— START OF RECORDS PROVIDED —
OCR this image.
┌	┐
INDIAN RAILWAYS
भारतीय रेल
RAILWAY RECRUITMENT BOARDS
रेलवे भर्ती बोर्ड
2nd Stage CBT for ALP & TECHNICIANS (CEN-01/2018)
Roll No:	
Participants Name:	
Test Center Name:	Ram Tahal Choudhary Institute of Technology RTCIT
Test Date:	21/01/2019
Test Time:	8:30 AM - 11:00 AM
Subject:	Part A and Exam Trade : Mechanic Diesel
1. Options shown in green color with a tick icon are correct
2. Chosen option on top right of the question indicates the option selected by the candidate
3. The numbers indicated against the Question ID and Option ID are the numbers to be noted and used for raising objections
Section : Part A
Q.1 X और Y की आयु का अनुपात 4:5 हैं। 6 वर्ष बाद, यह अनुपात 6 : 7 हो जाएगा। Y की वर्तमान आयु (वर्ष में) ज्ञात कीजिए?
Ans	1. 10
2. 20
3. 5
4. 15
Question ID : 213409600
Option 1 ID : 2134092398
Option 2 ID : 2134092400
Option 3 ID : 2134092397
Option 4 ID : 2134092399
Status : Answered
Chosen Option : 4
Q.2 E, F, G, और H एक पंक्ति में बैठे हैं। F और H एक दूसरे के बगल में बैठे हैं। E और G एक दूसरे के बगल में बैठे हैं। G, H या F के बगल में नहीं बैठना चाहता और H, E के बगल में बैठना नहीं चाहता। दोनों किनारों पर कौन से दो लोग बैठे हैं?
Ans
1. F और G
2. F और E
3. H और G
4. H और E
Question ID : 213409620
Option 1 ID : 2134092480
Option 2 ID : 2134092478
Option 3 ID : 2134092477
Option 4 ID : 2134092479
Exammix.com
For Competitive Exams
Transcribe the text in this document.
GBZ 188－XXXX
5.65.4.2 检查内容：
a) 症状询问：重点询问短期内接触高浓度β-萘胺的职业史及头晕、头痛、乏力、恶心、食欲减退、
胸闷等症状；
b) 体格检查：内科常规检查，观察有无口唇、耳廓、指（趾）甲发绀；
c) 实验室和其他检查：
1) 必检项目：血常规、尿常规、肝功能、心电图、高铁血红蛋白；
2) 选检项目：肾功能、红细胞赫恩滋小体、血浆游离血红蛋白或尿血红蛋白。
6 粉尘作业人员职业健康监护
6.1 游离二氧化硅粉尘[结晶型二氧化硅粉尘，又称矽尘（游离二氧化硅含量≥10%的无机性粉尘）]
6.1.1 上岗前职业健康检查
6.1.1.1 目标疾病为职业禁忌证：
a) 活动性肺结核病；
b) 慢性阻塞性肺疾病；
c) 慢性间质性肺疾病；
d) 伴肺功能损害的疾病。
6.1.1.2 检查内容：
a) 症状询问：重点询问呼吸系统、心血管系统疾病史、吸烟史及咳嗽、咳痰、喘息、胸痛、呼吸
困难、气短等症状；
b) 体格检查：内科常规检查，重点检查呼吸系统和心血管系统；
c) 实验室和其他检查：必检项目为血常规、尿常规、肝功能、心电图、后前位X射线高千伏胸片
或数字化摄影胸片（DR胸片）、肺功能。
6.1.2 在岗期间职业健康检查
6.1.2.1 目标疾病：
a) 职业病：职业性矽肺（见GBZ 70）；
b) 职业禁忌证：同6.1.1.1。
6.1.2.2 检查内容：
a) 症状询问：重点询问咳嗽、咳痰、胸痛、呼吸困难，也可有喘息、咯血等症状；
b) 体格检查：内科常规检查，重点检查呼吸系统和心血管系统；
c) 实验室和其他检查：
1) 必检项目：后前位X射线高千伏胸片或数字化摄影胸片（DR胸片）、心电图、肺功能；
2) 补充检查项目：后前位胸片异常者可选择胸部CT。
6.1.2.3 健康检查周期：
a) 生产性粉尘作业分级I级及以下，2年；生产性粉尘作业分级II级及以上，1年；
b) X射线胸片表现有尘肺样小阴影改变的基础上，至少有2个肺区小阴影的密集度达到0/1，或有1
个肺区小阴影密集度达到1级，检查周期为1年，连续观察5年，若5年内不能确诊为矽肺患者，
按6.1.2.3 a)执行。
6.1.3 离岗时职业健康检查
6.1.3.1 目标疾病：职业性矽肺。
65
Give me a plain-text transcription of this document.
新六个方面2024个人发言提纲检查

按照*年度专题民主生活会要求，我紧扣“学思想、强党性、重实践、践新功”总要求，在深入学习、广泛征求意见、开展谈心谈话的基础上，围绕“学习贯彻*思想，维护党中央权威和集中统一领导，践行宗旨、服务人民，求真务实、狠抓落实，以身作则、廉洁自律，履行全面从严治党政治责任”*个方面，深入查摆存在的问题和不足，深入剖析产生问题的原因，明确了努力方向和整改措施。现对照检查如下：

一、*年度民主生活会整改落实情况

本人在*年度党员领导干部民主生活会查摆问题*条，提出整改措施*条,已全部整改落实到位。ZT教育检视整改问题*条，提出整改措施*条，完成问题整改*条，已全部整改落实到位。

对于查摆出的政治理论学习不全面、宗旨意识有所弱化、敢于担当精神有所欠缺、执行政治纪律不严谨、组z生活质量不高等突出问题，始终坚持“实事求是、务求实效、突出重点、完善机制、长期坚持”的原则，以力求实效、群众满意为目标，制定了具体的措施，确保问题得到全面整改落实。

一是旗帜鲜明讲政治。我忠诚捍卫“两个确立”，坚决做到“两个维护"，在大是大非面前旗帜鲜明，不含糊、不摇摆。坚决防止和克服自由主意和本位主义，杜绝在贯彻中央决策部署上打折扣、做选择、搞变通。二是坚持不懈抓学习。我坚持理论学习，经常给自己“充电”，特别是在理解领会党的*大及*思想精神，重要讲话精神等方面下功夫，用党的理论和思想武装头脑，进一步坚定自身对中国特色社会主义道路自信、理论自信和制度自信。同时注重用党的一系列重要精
— END OF RECORDS PROVIDED —
→ EXERCISE AIM
Reply with one number: the count of lines in the entries that include the word "Name".

→ OUTPUT FOR THIS EXERCISE
2